Tally the lines in the records underneath that contain the string "school", and state the figure by itself.

* **Stored entries**:
.....

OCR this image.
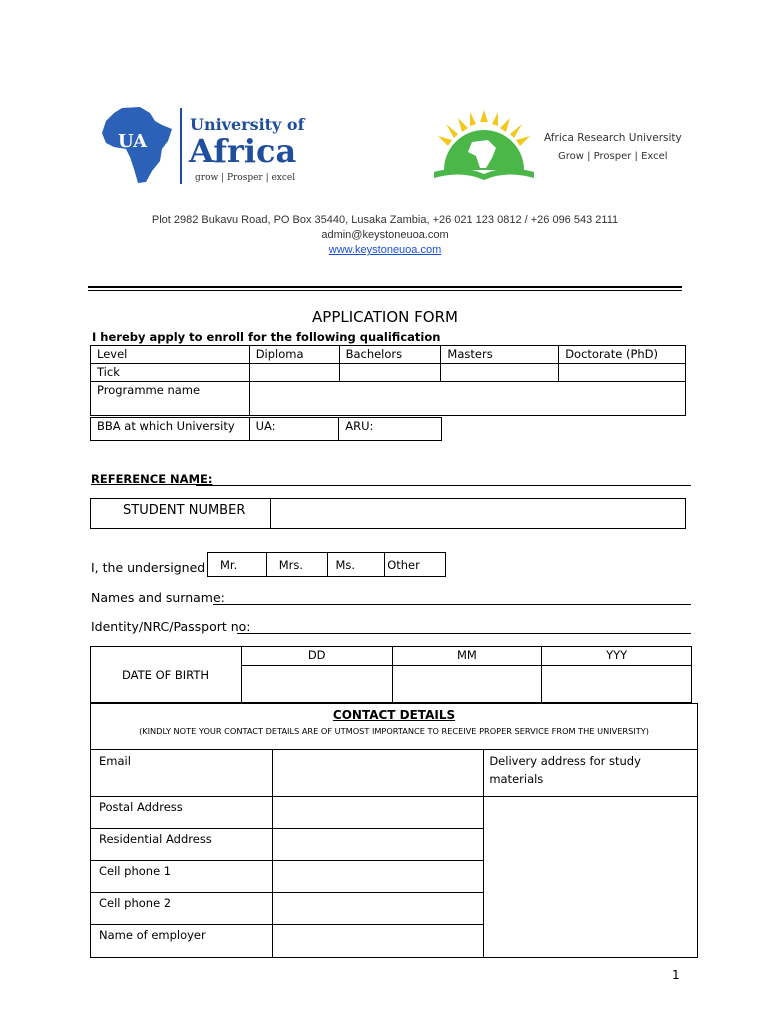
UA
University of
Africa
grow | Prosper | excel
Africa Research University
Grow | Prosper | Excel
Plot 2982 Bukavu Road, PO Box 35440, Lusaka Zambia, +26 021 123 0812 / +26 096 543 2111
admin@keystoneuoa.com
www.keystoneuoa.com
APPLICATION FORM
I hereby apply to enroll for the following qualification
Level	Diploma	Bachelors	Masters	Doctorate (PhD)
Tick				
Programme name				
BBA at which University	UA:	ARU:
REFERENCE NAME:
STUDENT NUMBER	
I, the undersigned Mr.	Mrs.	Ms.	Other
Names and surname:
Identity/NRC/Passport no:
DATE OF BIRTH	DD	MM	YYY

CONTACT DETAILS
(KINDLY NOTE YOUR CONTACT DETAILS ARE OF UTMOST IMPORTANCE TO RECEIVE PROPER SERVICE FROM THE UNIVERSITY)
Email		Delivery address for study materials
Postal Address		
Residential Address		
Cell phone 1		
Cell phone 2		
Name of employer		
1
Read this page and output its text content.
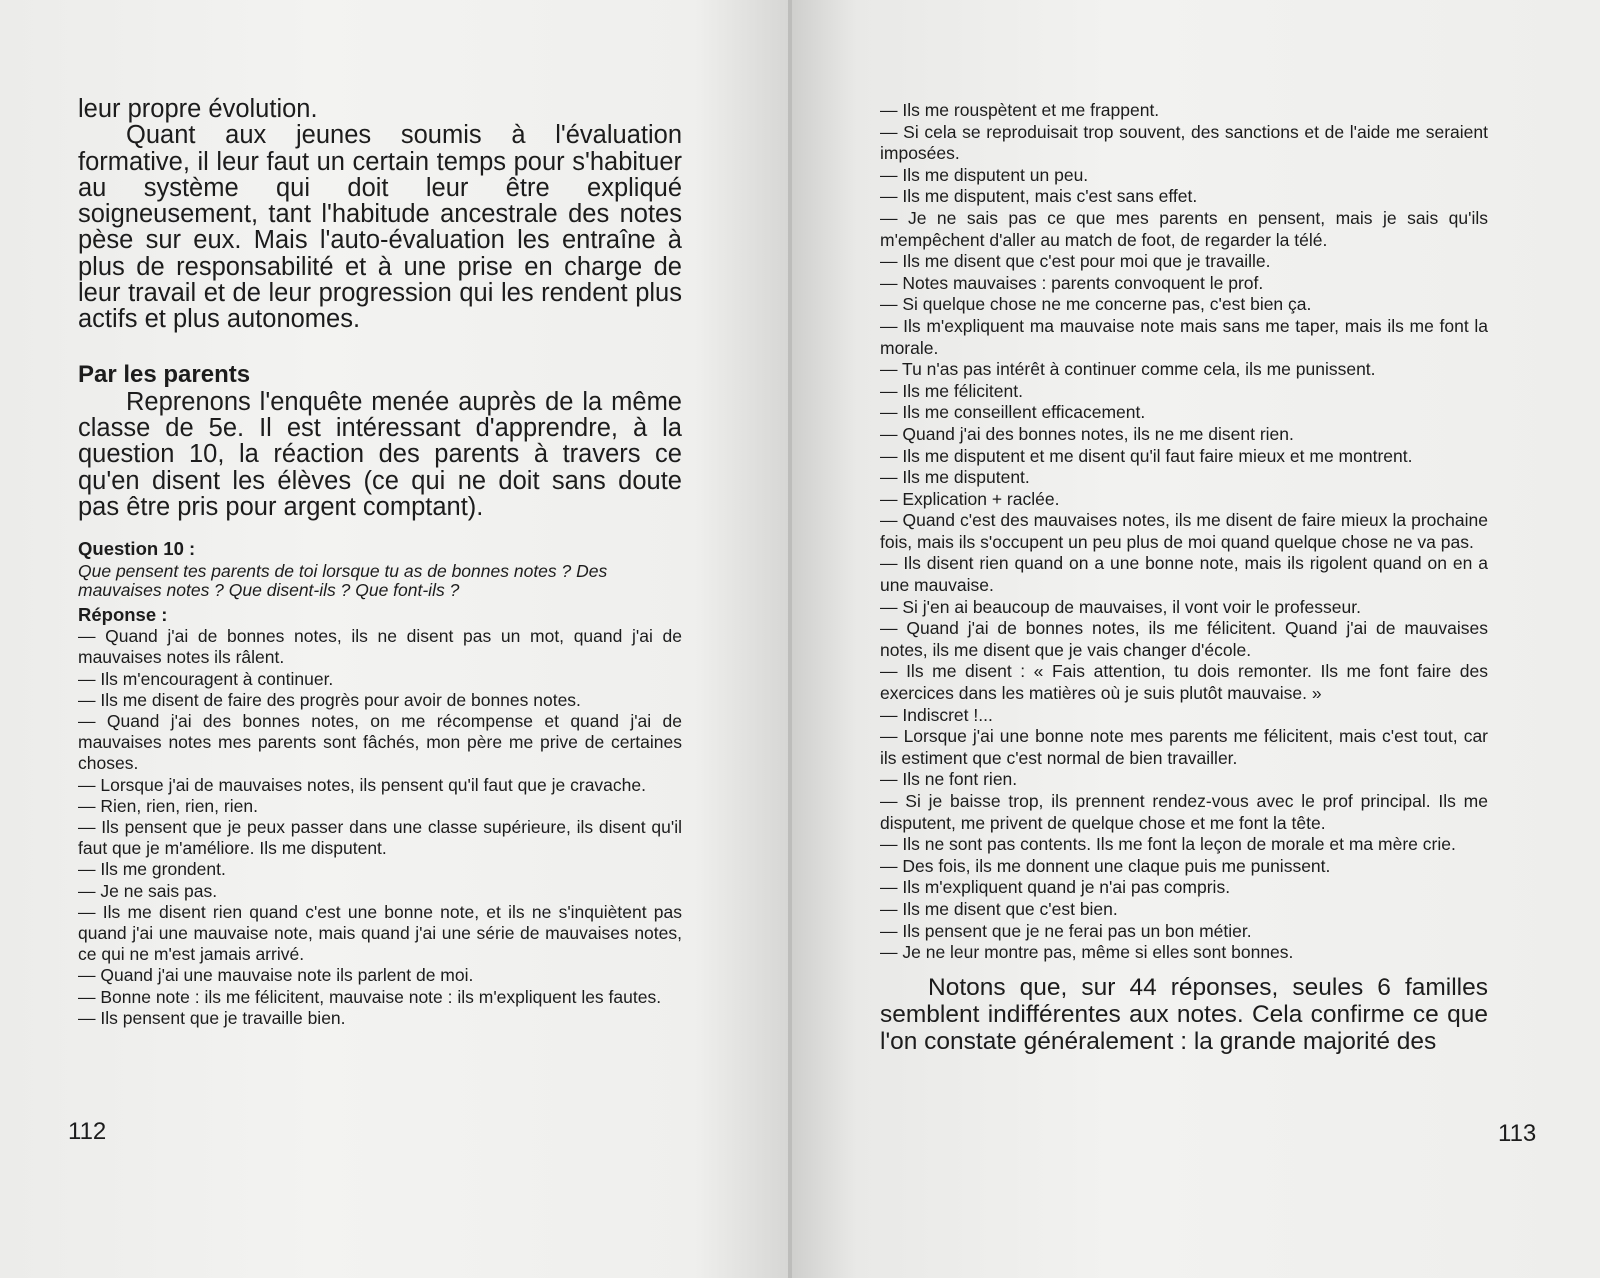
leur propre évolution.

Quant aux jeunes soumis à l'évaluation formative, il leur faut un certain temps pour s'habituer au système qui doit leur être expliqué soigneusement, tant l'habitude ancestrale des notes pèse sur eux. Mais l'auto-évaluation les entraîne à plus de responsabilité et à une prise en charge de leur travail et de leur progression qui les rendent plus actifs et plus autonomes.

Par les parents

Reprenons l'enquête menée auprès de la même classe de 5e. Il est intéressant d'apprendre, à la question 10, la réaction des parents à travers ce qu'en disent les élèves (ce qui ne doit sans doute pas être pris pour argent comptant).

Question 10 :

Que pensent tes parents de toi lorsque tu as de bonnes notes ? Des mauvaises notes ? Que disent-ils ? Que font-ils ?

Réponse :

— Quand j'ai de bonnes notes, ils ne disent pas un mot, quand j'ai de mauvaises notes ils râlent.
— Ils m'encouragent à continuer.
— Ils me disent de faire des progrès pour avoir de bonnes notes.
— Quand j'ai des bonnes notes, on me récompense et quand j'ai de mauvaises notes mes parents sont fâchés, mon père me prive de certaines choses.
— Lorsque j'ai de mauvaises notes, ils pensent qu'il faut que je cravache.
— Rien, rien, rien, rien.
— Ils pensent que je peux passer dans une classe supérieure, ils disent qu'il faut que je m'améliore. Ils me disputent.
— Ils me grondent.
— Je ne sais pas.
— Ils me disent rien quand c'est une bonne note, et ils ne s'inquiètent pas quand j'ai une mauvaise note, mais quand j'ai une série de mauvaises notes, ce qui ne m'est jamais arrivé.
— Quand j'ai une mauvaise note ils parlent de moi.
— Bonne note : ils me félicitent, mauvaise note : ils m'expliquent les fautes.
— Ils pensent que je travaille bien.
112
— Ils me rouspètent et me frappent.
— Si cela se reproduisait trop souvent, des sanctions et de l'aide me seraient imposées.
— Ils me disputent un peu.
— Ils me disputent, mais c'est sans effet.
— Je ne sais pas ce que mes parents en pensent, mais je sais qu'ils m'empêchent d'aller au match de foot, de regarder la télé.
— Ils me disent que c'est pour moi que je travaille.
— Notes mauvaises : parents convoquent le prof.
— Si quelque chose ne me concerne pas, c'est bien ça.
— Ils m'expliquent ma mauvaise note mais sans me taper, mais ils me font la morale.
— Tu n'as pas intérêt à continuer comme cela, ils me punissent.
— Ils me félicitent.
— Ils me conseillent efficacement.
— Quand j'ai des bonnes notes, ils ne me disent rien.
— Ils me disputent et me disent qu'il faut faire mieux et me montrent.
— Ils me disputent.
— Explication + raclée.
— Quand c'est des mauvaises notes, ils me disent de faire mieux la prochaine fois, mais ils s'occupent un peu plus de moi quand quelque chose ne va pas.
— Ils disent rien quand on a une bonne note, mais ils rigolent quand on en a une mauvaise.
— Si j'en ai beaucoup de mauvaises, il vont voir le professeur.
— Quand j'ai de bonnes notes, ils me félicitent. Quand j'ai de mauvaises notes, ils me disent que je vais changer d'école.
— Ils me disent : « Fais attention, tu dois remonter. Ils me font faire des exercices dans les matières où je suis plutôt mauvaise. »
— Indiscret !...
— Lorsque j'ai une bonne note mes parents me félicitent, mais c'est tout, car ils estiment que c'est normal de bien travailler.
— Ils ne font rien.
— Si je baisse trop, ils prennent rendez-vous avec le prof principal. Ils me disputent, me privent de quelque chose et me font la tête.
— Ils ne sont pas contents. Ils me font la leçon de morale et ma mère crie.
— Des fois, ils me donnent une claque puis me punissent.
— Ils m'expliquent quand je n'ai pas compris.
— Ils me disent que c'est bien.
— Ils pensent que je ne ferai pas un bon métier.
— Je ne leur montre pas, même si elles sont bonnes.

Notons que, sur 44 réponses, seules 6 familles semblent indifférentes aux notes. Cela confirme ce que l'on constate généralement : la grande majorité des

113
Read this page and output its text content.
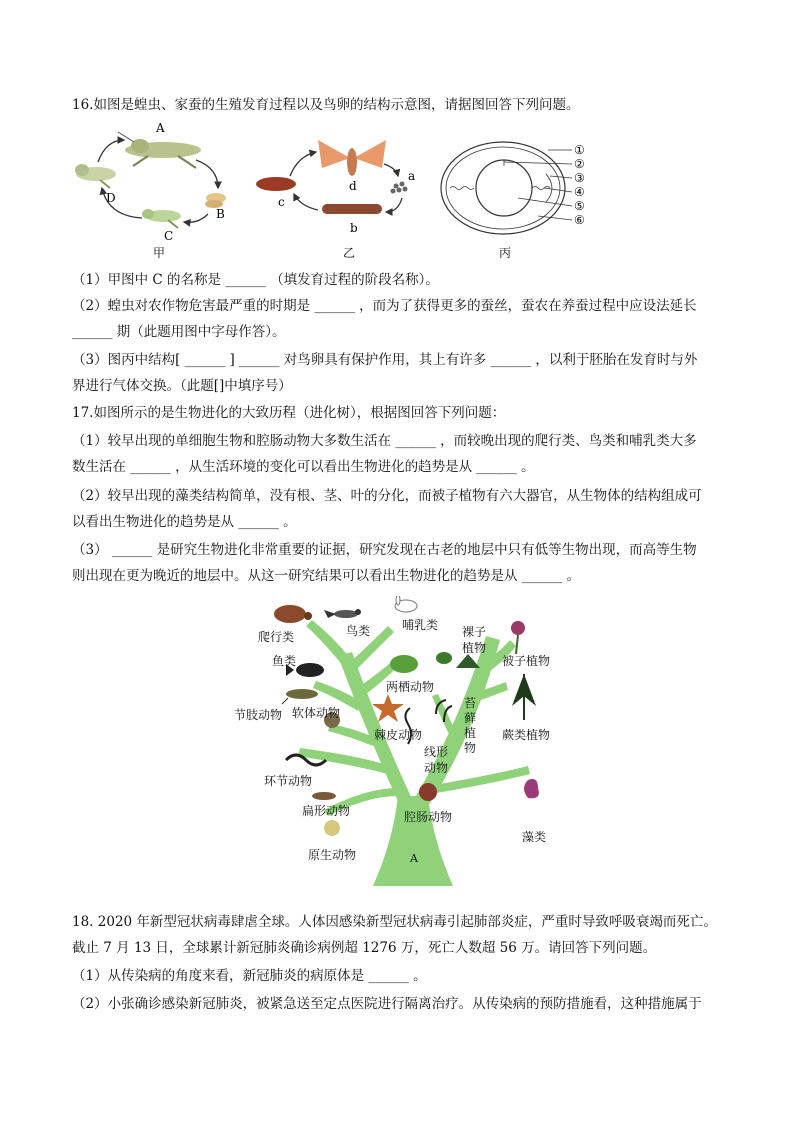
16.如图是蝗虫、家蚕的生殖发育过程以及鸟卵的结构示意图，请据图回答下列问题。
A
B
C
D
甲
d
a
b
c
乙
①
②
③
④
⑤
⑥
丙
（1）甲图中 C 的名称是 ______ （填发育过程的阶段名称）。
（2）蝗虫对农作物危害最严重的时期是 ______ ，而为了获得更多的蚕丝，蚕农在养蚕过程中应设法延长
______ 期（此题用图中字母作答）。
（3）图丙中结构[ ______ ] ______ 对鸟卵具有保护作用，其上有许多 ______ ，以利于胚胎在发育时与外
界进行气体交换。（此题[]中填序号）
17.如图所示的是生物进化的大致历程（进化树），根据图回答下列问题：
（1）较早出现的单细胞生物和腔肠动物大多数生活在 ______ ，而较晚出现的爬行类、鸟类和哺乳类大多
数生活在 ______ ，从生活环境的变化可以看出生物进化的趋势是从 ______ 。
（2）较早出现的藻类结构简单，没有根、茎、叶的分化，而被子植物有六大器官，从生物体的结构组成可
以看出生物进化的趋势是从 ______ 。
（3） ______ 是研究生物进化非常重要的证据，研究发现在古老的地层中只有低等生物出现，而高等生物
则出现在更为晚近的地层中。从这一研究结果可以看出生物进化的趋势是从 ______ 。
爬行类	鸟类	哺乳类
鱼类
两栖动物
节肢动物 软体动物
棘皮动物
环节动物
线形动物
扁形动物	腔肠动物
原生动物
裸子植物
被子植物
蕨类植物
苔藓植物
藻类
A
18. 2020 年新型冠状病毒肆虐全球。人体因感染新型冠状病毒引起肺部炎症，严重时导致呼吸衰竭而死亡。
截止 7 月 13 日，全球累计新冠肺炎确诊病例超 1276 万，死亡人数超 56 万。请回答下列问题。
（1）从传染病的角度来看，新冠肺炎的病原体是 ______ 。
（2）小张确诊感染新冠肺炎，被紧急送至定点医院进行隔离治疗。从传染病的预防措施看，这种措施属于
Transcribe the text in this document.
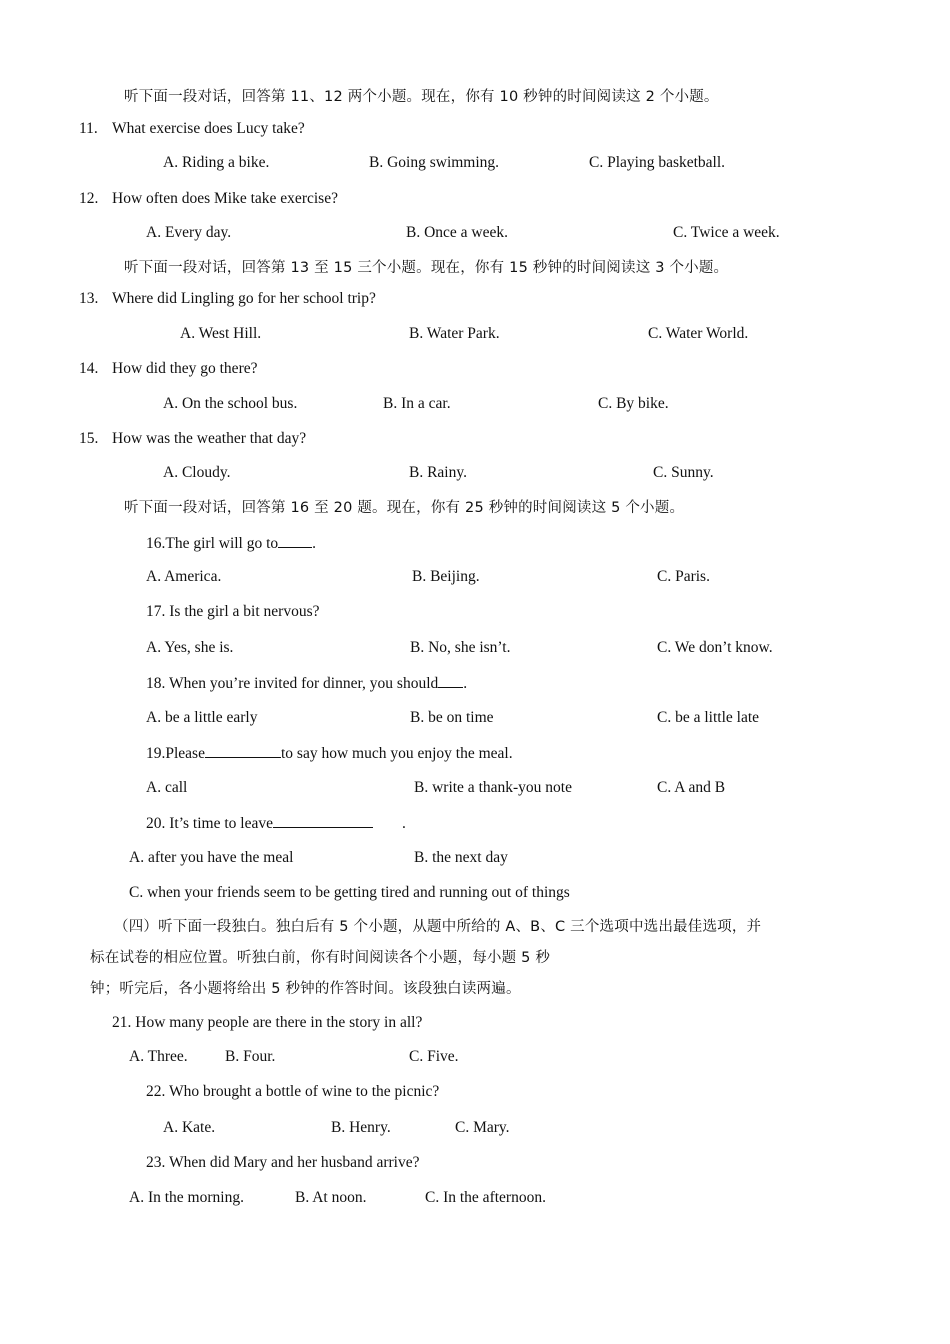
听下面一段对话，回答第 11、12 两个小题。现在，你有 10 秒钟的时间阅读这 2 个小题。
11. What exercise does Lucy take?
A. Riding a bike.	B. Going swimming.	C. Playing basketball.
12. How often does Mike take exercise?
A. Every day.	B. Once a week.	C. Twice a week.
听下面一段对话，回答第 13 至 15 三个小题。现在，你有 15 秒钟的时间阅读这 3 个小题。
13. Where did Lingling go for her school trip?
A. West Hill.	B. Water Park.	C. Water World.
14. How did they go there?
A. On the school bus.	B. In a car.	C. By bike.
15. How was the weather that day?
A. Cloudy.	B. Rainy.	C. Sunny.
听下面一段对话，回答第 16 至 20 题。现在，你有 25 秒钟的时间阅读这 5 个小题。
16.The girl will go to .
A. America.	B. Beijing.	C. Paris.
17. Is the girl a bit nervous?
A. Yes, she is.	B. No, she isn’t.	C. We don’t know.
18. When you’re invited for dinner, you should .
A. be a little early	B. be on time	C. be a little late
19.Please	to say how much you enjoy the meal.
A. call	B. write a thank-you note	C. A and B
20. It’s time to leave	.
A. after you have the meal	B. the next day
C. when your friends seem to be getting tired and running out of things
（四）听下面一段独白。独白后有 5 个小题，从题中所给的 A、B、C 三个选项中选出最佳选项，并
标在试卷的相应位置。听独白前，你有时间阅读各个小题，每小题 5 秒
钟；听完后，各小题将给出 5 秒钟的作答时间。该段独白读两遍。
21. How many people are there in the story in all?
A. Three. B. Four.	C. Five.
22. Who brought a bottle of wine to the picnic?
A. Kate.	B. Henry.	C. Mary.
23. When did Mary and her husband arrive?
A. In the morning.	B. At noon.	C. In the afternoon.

.....

* **Solution to this task**: 2